Available records

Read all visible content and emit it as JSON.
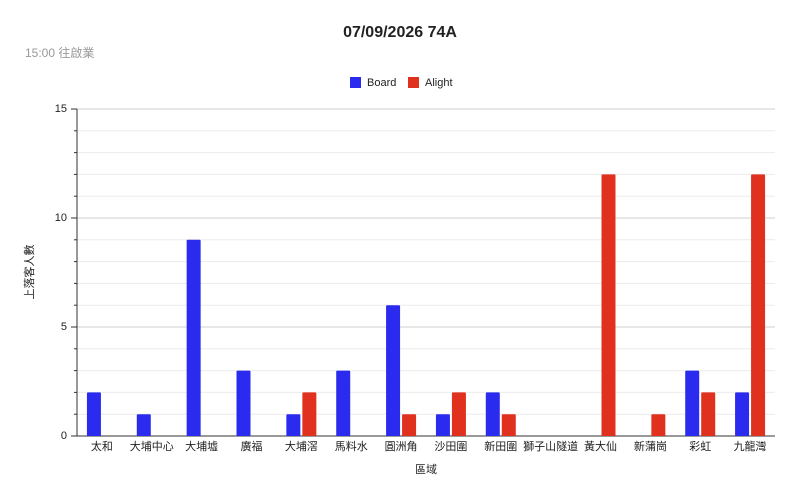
{
  "chart_data": {
    "type": "bar",
    "title": "07/09/2026 74A",
    "subtitle": "15:00 往啟業",
    "x_label": "區域",
    "y_label": "上落客人數",
    "categories": [
      "太和",
      "大埔中心",
      "大埔墟",
      "廣福",
      "大埔滘",
      "馬料水",
      "圓洲角",
      "沙田圍",
      "新田圍",
      "獅子山隧道",
      "黃大仙",
      "新蒲崗",
      "彩虹",
      "九龍灣"
    ],
    "series": [
      {
        "name": "Board",
        "color": "#2b2bef",
        "values": [
          2,
          1,
          9,
          3,
          1,
          3,
          6,
          1,
          2,
          0,
          0,
          0,
          3,
          2
        ]
      },
      {
        "name": "Alight",
        "color": "#e0301e",
        "values": [
          0,
          0,
          0,
          0,
          2,
          0,
          1,
          2,
          1,
          0,
          12,
          1,
          2,
          12
        ]
      }
    ],
    "ylim": [
      0,
      15
    ],
    "yticks": [
      0,
      5,
      10,
      15
    ],
    "minor_yticks": [
      1,
      2,
      3,
      4,
      6,
      7,
      8,
      9,
      11,
      12,
      13,
      14
    ],
    "grid": true,
    "legend": "top"
  }
}
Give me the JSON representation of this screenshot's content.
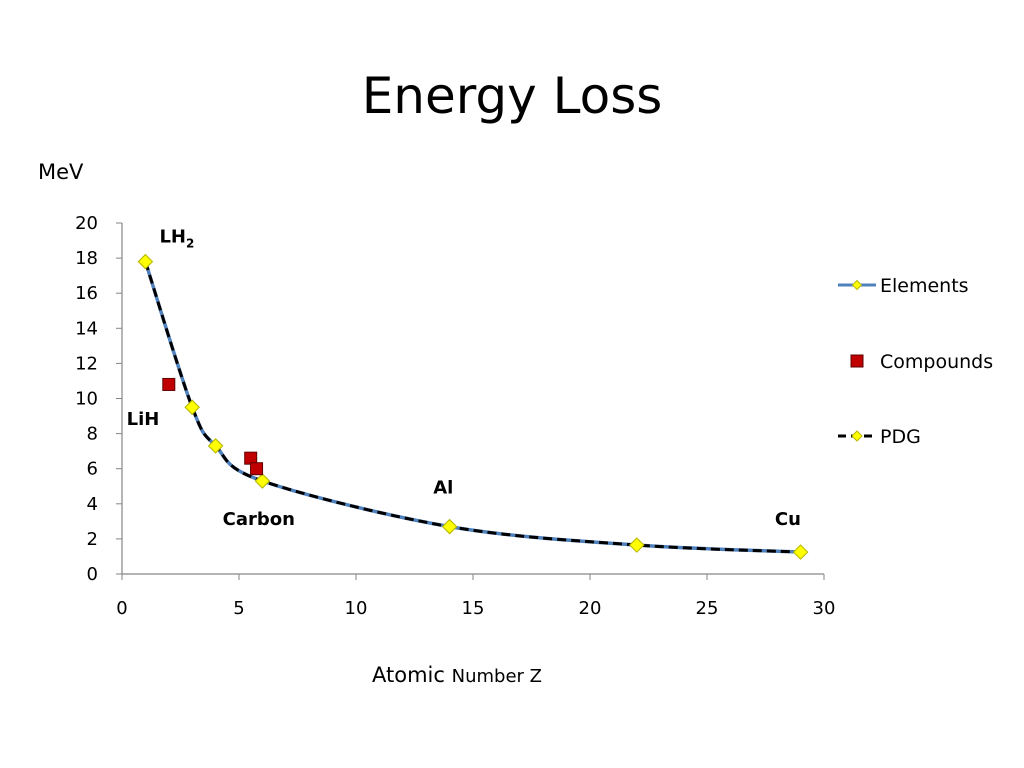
{
  "title": "Energy Loss",
  "colors": {
    "elements_line": "#4f81bd",
    "pdg_line": "#000000",
    "marker_fill": "#ffff00",
    "marker_stroke": "#b8b800",
    "compound_fill": "#c00000",
    "compound_stroke": "#600000"
  },
  "chart_data": {
    "type": "scatter",
    "title": "Energy Loss",
    "xlabel": "Atomic Number Z",
    "xlabel_parts": [
      "Atomic",
      "Number Z"
    ],
    "ylabel": "MeV",
    "xlim": [
      0,
      30
    ],
    "ylim": [
      0,
      20
    ],
    "x_ticks": [
      0,
      5,
      10,
      15,
      20,
      25,
      30
    ],
    "y_ticks": [
      0,
      2,
      4,
      6,
      8,
      10,
      12,
      14,
      16,
      18,
      20
    ],
    "grid": false,
    "legend_position": "right",
    "series": [
      {
        "name": "Elements",
        "style": "line-with-diamond-markers",
        "x": [
          1,
          3,
          4,
          6,
          14,
          22,
          29
        ],
        "y": [
          17.8,
          9.5,
          7.3,
          5.3,
          2.7,
          1.65,
          1.25
        ]
      },
      {
        "name": "Compounds",
        "style": "square-markers",
        "x": [
          2,
          5.5,
          5.75
        ],
        "y": [
          10.8,
          6.6,
          6.0
        ]
      },
      {
        "name": "PDG",
        "style": "dashed-line-with-diamond-markers",
        "x": [
          1,
          3,
          4,
          6,
          14,
          22,
          29
        ],
        "y": [
          17.8,
          9.5,
          7.3,
          5.3,
          2.7,
          1.65,
          1.25
        ]
      }
    ],
    "annotations": [
      {
        "text": "LH",
        "sub": "2",
        "x": 1.6,
        "y": 18.9
      },
      {
        "text": "LiH",
        "x": 0.2,
        "y": 8.5
      },
      {
        "text": "Carbon",
        "x": 4.3,
        "y": 2.8
      },
      {
        "text": "Al",
        "x": 13.3,
        "y": 4.6
      },
      {
        "text": "Cu",
        "x": 27.9,
        "y": 2.8
      }
    ]
  }
}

Directions
From the data above, copy each line that holds "name".

Response to this exercise
        "name": "Board",
        "name": "Alight",
        "name": "Elements",
        "name": "Compounds",
        "name": "PDG",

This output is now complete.